■ EXERCISE
Read the lines that follow and pick out every one containing the word "Unnamed".

■ RECORDS FOR THIS TASK
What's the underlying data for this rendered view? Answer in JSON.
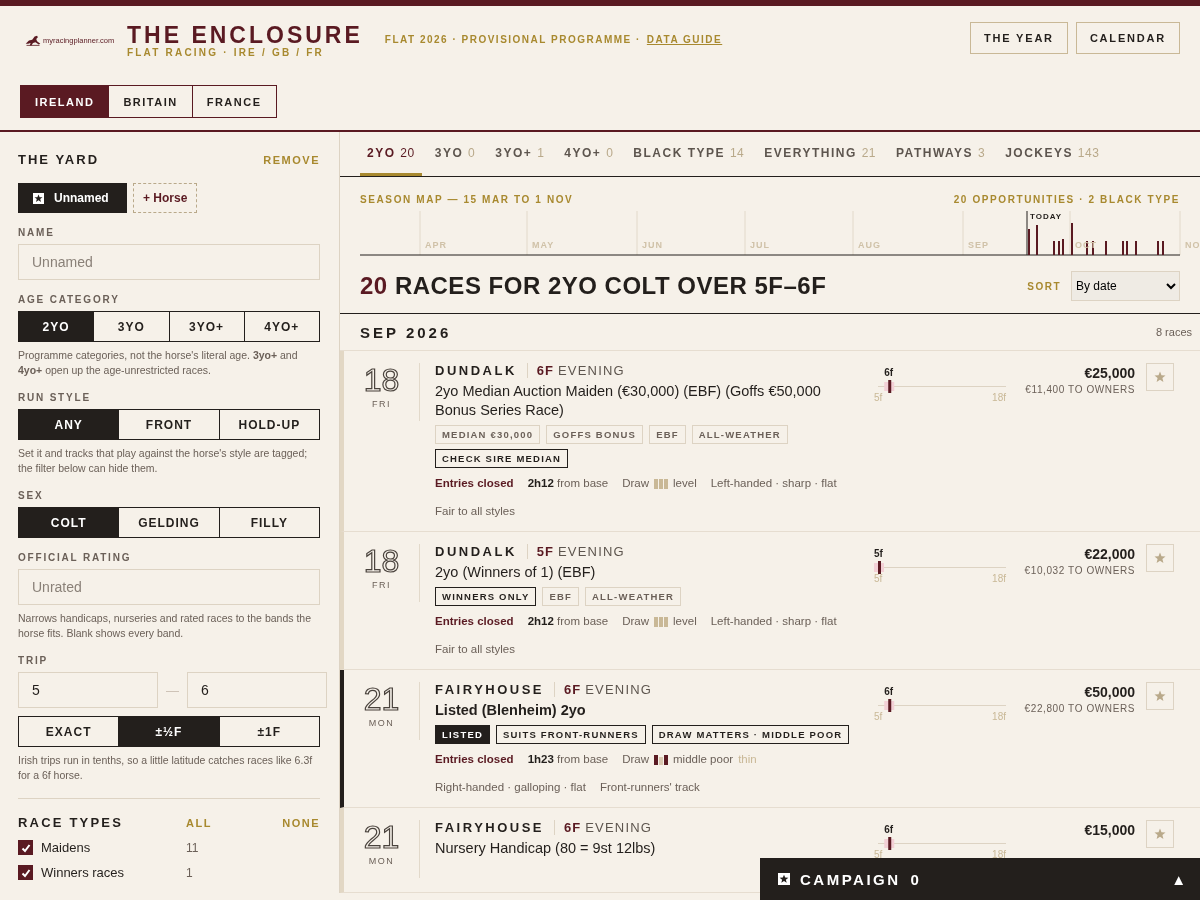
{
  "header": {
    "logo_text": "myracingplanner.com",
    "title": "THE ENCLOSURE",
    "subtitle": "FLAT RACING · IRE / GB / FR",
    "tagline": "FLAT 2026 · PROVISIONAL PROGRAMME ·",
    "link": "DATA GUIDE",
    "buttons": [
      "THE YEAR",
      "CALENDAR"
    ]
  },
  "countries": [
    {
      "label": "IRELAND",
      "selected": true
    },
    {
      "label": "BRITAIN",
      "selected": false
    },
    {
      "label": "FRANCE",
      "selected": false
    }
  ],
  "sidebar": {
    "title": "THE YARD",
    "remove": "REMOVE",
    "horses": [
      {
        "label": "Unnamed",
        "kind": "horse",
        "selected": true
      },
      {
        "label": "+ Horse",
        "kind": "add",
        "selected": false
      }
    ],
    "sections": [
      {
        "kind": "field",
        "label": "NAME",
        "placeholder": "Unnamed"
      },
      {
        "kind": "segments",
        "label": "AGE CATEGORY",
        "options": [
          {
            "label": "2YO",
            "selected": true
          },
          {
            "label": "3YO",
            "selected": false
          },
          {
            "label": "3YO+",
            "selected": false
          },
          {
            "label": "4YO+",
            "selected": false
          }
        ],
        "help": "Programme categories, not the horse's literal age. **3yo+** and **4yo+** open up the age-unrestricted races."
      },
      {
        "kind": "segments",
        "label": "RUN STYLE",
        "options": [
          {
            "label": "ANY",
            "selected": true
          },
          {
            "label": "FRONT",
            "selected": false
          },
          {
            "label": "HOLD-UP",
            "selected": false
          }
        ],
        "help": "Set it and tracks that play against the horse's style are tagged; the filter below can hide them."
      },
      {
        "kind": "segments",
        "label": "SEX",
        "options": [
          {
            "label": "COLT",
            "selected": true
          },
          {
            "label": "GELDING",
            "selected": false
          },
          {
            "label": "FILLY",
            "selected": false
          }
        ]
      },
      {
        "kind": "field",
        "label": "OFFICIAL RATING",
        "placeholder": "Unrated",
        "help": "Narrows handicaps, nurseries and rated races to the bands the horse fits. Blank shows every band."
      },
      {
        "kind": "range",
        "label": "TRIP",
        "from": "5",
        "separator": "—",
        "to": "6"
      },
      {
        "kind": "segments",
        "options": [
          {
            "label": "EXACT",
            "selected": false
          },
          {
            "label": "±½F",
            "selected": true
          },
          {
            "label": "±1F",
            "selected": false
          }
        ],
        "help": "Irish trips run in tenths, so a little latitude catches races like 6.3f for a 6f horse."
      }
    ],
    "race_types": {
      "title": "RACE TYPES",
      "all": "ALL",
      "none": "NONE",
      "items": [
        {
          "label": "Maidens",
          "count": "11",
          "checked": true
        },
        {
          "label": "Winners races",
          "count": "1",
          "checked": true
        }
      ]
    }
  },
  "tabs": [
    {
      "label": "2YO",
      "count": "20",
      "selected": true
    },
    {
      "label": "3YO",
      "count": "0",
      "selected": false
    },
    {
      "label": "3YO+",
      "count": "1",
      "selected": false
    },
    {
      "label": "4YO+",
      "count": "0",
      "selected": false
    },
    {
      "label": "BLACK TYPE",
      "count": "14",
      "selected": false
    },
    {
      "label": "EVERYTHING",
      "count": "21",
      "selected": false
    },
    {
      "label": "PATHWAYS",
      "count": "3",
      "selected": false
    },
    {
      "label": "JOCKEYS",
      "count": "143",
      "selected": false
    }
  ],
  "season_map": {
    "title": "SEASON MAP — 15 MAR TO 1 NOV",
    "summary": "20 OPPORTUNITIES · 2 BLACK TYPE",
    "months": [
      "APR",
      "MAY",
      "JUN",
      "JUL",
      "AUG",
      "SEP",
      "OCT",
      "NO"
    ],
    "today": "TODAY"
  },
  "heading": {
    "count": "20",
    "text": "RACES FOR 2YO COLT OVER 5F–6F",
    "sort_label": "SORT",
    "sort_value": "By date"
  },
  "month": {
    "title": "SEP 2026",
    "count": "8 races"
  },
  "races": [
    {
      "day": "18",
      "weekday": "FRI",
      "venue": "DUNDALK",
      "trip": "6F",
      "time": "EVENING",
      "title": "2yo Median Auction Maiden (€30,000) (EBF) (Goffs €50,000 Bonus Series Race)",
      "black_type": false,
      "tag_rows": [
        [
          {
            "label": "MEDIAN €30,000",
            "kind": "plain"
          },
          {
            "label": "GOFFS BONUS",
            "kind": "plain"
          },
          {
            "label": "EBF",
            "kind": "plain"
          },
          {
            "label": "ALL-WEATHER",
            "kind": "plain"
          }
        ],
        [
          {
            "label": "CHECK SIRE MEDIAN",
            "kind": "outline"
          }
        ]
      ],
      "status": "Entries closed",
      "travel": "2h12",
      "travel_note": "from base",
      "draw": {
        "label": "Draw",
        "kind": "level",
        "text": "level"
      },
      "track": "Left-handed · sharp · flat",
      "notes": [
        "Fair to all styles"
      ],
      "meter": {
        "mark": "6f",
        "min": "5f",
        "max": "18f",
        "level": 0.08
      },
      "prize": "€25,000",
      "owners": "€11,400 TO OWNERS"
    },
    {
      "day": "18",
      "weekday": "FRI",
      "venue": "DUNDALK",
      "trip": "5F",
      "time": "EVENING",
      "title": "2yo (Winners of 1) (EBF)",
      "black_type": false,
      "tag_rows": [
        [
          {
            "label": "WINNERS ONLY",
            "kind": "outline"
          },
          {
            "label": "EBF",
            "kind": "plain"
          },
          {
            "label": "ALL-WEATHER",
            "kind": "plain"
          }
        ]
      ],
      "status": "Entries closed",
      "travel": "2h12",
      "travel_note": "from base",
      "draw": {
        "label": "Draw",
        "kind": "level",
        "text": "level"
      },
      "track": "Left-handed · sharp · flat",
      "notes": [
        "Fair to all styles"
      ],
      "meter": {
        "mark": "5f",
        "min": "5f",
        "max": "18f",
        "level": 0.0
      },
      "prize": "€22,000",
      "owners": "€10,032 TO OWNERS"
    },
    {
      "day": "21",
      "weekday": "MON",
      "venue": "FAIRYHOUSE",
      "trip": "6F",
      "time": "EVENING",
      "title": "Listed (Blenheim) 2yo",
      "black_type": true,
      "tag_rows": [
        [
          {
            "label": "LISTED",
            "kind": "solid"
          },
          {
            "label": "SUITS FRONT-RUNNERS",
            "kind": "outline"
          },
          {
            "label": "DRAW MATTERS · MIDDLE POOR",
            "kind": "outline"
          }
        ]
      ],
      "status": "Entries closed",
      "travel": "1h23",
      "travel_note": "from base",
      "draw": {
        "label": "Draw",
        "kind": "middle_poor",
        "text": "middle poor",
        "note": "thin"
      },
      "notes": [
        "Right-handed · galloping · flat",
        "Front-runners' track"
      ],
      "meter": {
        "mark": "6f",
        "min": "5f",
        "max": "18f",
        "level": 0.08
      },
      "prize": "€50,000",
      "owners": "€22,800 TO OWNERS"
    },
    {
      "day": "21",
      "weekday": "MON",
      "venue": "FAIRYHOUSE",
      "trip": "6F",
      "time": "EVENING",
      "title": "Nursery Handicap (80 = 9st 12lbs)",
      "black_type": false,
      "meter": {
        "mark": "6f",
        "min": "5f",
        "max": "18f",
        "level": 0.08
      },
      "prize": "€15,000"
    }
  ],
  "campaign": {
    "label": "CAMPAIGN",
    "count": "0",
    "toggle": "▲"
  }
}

■ OUTPUT OF THE TASK
        "label": "Unnamed",
        "placeholder": "Unnamed"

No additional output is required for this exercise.